» **ARTICLE**
How to set random seed when it is in distributed training?

sunshk1227 · May 30, 2020, 2:49am

Hi everyone!

Now I am training a model using torch.distributed, but I am not sure how to set the random seeds. For example, this is my current code:

def main():
    np.random.seed(args.seed)
    torch.manual_seed(args.seed)
    torch.cuda.manual_seed(args.seed)

    cudnn.enabled = True
    cudnn.benchmark = True
    cudnn.deterministic = True 

    mp.spawn(main_worker, nprocs=args.ngpus, args=(args,))

And should I move the

    np.random.seed(args.seed)
    torch.manual_seed(args.seed)
    torch.cuda.manual_seed(args.seed)

    cudnn.enabled = True
    cudnn.benchmark = True
    cudnn.deterministic = True

into the function main_worker() to make sure every process has the correct seed and cudnn settings? By the way, I have tried this and this behavior will make the training process 2 times slower, which really confused me.

» **REQUIRED ACTIONS**
#1 Answer these questions about the forum post on setting random seeds in distributed training.
(a) Which function does the code pass to mp.spawn?
(b) What value is cudnn.benchmark given in the code?
(c) How much slower did training become after the settings were moved into main_worker()?
#2 Extend the forum post on setting random seeds in distributed training, picking up right after its last sentence.
The material after this point comes from a different source.

» **LISTED RECORDS**
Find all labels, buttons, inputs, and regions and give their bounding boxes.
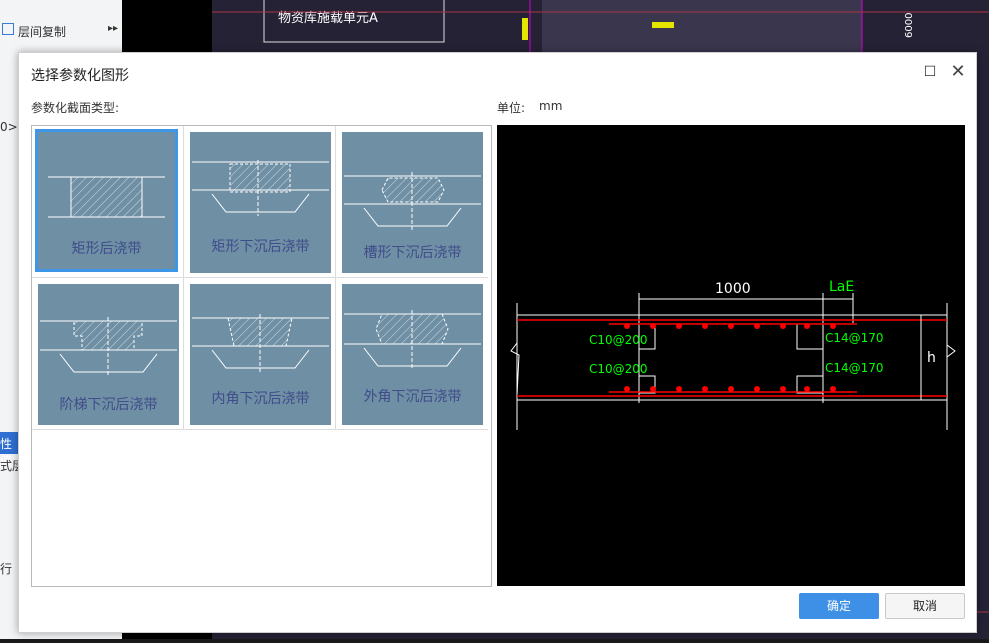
- floor-copy-icon: [2, 23, 14, 35]
- shape-label: 外角下沉后浇带: [363, 389, 462, 405]
- floor-copy-label: 层间复制: [18, 25, 67, 39]
- cad-dim-label: 6000: [904, 13, 915, 38]
- rebar-label-top-right: C14@170: [825, 331, 884, 345]
- shape-label: 矩形下沉后浇带: [211, 239, 310, 255]
- cancel-button[interactable]: 取消: [885, 593, 965, 619]
- rebar-label-bottom-right: C14@170: [825, 361, 884, 375]
- ok-button[interactable]: 确定: [799, 593, 879, 619]
- left-fragment-text-3: 行: [0, 562, 13, 576]
- shape-preview-canvas: 1000 LaE C10@200 C10@200 C14@170 C14@170…: [497, 125, 965, 586]
- shape-label: 阶梯下沉后浇带: [59, 397, 158, 413]
- left-fragment-text: 0>: [0, 120, 18, 134]
- shape-label: 内角下沉后浇带: [211, 391, 310, 407]
- preview-dim-lae: LaE: [829, 279, 854, 295]
- close-button[interactable]: ✕: [949, 63, 967, 81]
- expand-arrow-icon: ▸▸: [108, 23, 119, 34]
- rebar-label-bottom-left: C10@200: [589, 362, 648, 376]
- shape-thumbnail: 内角下沉后浇带: [190, 284, 331, 425]
- unit-label: 单位:: [497, 101, 526, 115]
- section-type-label: 参数化截面类型:: [31, 101, 120, 115]
- floor-copy-row[interactable]: 层间复制 ▸▸: [0, 20, 122, 42]
- property-tab[interactable]: 性值: [0, 432, 18, 468]
- shape-thumbnail: 矩形后浇带: [35, 129, 178, 272]
- shape-grid: 矩形后浇带 矩形下沉后浇带 槽形下沉后浇带 阶梯下沉后浇带 内角下沉后浇带 外角…: [31, 125, 492, 587]
- maximize-icon: ☐: [923, 64, 937, 80]
- shape-option-trough-sunken[interactable]: 槽形下沉后浇带: [336, 126, 488, 278]
- select-parametric-shape-dialog: 选择参数化图形 ☐ ✕ 参数化截面类型: 单位: mm 矩形后浇带 矩形下沉后浇…: [18, 52, 977, 633]
- dialog-title: 选择参数化图形: [31, 68, 129, 84]
- preview-dim-width: 1000: [715, 281, 751, 297]
- shape-thumbnail: 矩形下沉后浇带: [190, 132, 331, 273]
- preview-drawing: 1000 LaE C10@200 C10@200 C14@170 C14@170…: [510, 279, 956, 430]
- preview-dim-h: h: [927, 350, 936, 366]
- shape-option-stepped-sunken[interactable]: 阶梯下沉后浇带: [32, 278, 184, 430]
- shape-label: 槽形下沉后浇带: [363, 245, 462, 261]
- shape-thumbnail: 外角下沉后浇带: [342, 284, 483, 425]
- shape-option-inner-corner-sunken[interactable]: 内角下沉后浇带: [184, 278, 336, 430]
- shape-label: 矩形后浇带: [71, 241, 142, 257]
- shape-option-outer-corner-sunken[interactable]: 外角下沉后浇带: [336, 278, 488, 430]
- shape-option-rect-sunken[interactable]: 矩形下沉后浇带: [184, 126, 336, 278]
- close-icon: ✕: [950, 61, 966, 82]
- shape-thumbnail: 阶梯下沉后浇带: [38, 284, 179, 425]
- shape-thumbnail: 槽形下沉后浇带: [342, 132, 483, 273]
- maximize-button[interactable]: ☐: [922, 64, 938, 80]
- unit-value: mm: [539, 99, 563, 113]
- shape-option-rect[interactable]: 矩形后浇带: [32, 126, 184, 278]
- rebar-label-top-left: C10@200: [589, 333, 648, 347]
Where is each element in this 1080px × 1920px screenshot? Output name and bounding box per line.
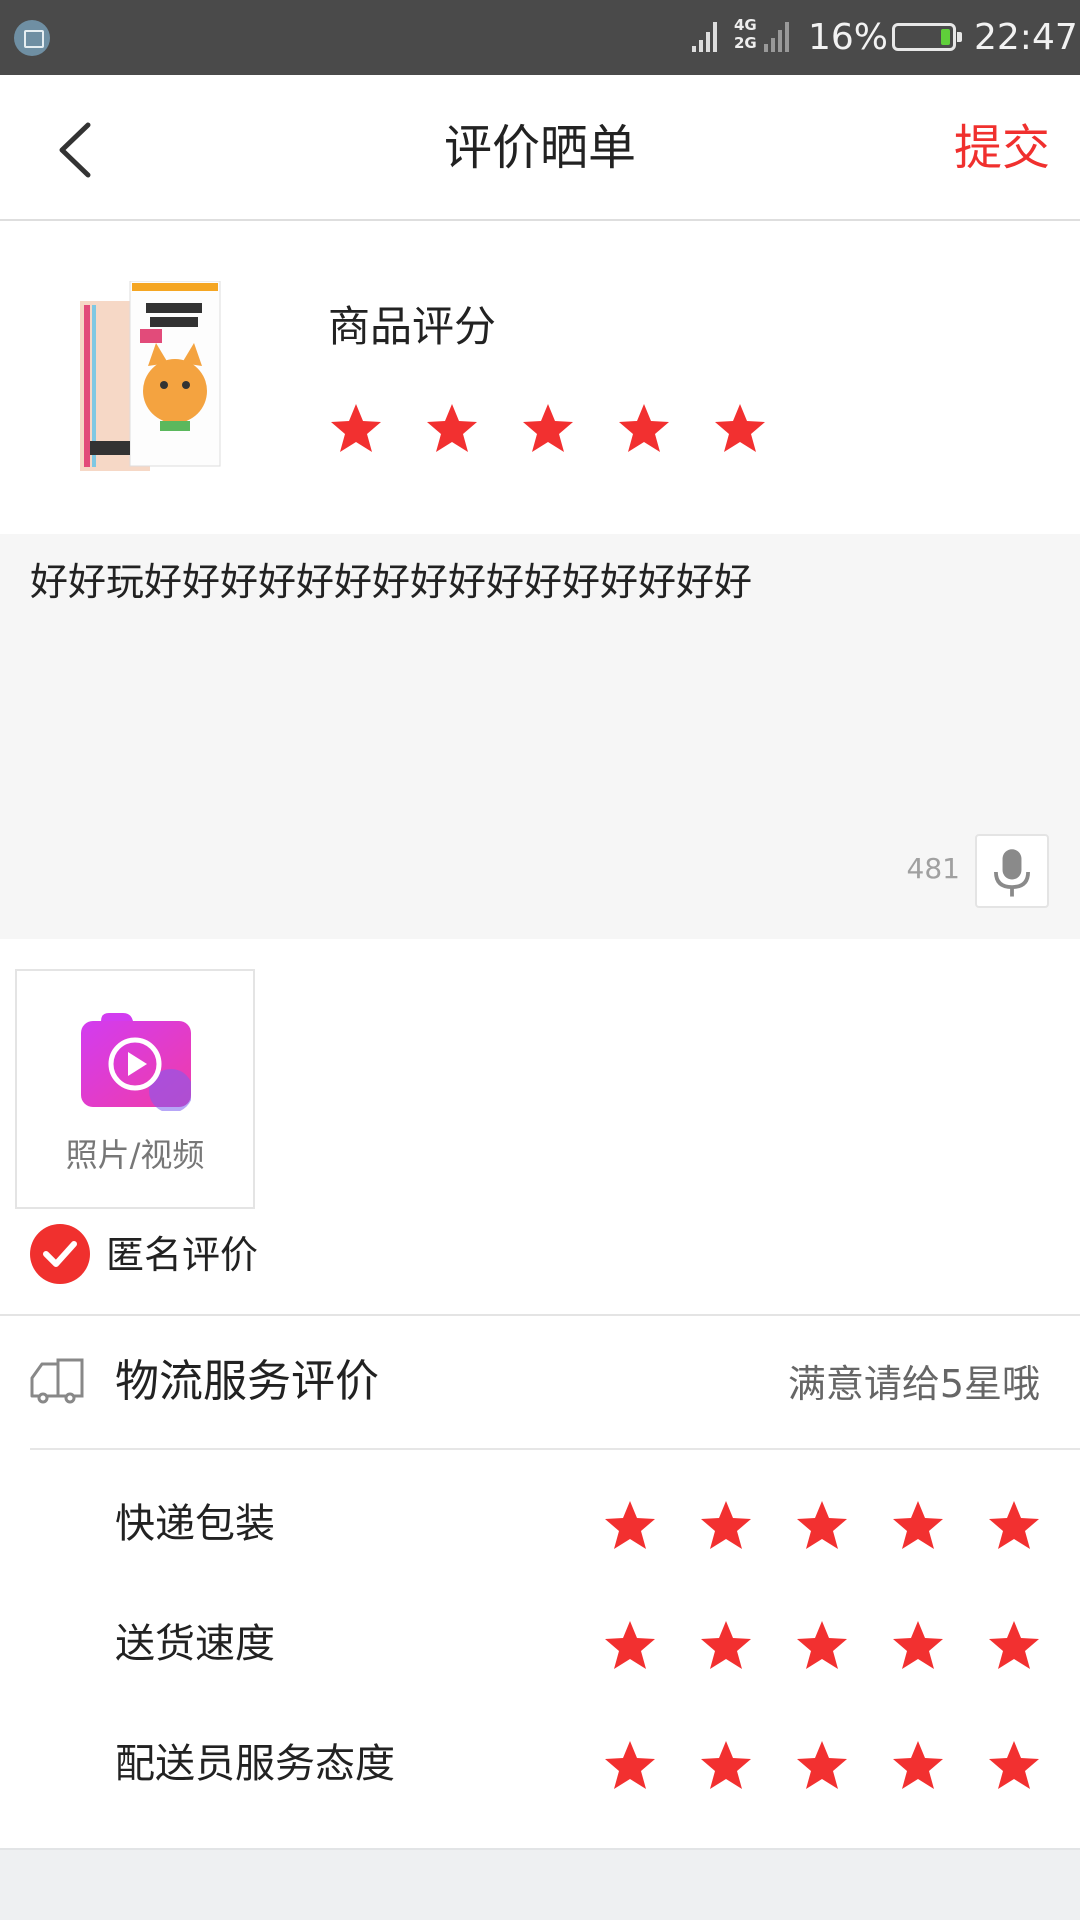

» **TASK RESULTS**
#1
(a) main_worker
(b) True
(c) Two times slower

#2
Thank you very much for any help!

ptrblck · May 31, 2020, 7:22am

Each process should execute the seeding code.
The slowdown might come from e.g. cudnn.deterministic = True, as this will use the default algorithm, which might be slower than the others.
Also, cudnn.benchmark = True won’t have any effect, if you set cudnn.deterministic = True.

sunshk1227 · May 31, 2020, 7:44am

Thank you very much! I get it!